AIM. Give the part of the listing below that runs from its first line through the line containing "327, 175, 339]", both included, as a numbered list with blank lines left out.

RECORDS FOR PROCESSING.
══════

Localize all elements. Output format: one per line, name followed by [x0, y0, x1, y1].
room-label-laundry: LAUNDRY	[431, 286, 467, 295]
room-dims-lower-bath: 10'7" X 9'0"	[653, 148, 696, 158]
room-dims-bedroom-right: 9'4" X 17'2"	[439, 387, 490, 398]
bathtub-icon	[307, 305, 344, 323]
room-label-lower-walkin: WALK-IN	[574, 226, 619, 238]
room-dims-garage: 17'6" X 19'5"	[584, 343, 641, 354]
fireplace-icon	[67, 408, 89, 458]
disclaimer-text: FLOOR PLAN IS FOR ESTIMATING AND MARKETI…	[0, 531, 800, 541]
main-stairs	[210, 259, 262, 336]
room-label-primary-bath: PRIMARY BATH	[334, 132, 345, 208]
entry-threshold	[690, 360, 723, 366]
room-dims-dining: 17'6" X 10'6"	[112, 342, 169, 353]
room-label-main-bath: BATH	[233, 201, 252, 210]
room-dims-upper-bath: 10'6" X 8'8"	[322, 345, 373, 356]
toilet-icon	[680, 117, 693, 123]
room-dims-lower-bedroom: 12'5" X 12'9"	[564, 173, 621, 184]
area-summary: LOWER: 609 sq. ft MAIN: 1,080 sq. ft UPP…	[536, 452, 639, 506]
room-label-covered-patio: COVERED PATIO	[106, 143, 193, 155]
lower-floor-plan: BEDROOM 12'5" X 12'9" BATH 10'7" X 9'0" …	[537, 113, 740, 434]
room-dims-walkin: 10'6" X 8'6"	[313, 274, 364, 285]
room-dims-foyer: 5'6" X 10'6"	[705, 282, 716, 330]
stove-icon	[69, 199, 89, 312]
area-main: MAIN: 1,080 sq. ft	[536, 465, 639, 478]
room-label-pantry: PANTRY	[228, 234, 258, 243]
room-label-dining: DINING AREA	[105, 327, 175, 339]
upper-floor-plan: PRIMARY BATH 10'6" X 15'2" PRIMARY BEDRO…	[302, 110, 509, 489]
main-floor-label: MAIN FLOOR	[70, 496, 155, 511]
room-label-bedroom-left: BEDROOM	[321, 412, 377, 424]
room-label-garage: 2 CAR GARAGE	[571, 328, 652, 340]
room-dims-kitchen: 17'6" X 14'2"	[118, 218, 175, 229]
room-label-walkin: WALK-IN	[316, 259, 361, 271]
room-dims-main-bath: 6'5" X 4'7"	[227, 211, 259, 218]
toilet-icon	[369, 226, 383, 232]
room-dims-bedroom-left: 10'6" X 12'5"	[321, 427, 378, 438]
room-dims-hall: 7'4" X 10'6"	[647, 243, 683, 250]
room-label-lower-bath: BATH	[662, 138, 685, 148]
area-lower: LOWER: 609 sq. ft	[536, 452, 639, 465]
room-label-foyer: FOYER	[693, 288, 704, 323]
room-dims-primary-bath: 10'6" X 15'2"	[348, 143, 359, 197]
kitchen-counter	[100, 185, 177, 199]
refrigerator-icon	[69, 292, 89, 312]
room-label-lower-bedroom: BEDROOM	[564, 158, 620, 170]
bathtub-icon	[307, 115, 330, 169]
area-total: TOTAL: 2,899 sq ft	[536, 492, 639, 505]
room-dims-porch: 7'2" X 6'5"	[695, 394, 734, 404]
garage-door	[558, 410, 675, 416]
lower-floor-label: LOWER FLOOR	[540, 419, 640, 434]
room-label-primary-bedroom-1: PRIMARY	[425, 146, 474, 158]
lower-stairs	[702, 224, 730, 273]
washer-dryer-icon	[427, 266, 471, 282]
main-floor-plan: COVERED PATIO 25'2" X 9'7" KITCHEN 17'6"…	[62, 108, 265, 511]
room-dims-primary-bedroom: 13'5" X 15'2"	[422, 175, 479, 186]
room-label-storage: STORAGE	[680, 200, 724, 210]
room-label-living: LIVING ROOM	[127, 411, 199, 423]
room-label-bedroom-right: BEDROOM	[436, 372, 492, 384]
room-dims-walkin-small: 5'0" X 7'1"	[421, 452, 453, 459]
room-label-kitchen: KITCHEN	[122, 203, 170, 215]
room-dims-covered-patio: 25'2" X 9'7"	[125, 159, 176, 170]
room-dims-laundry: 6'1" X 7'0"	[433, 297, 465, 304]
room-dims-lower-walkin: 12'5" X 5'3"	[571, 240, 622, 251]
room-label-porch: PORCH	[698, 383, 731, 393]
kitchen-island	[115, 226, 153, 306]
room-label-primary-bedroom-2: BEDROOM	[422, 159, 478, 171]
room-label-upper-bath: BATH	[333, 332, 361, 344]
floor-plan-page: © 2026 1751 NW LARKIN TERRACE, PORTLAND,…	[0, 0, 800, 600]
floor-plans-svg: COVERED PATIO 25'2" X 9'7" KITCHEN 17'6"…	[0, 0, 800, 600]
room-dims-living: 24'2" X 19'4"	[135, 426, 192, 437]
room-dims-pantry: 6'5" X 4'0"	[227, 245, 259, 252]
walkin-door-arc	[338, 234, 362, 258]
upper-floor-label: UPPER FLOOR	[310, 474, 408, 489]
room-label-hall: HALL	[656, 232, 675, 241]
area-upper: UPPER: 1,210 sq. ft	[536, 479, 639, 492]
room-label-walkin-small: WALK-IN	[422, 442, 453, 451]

══════

EXERCISE RESULT.
1. Localize all elements. Output format: one per line, name followed by [x0, y0, x1, y1].
2. room-label-laundry: LAUNDRY	[431, 286, 467, 295]
3. room-dims-lower-bath: 10'7" X 9'0"	[653, 148, 696, 158]
4. room-dims-bedroom-right: 9'4" X 17'2"	[439, 387, 490, 398]
5. bathtub-icon	[307, 305, 344, 323]
6. room-label-lower-walkin: WALK-IN	[574, 226, 619, 238]
7. room-dims-garage: 17'6" X 19'5"	[584, 343, 641, 354]
8. fireplace-icon	[67, 408, 89, 458]
9. disclaimer-text: FLOOR PLAN IS FOR ESTIMATING AND MARKETI…	[0, 531, 800, 541]
10. main-stairs	[210, 259, 262, 336]
11. room-label-primary-bath: PRIMARY BATH	[334, 132, 345, 208]
12. entry-threshold	[690, 360, 723, 366]
13. room-dims-dining: 17'6" X 10'6"	[112, 342, 169, 353]
14. room-label-main-bath: BATH	[233, 201, 252, 210]
15. room-dims-upper-bath: 10'6" X 8'8"	[322, 345, 373, 356]
16. toilet-icon	[680, 117, 693, 123]
17. room-dims-lower-bedroom: 12'5" X 12'9"	[564, 173, 621, 184]
18. area-summary: LOWER: 609 sq. ft MAIN: 1,080 sq. ft UPP…	[536, 452, 639, 506]
19. room-label-covered-patio: COVERED PATIO	[106, 143, 193, 155]
20. lower-floor-plan: BEDROOM 12'5" X 12'9" BATH 10'7" X 9'0" …	[537, 113, 740, 434]
21. room-dims-walkin: 10'6" X 8'6"	[313, 274, 364, 285]
22. room-dims-foyer: 5'6" X 10'6"	[705, 282, 716, 330]
23. stove-icon	[69, 199, 89, 312]
24. area-main: MAIN: 1,080 sq. ft	[536, 465, 639, 478]
25. room-label-pantry: PANTRY	[228, 234, 258, 243]
26. room-label-dining: DINING AREA	[105, 327, 175, 339]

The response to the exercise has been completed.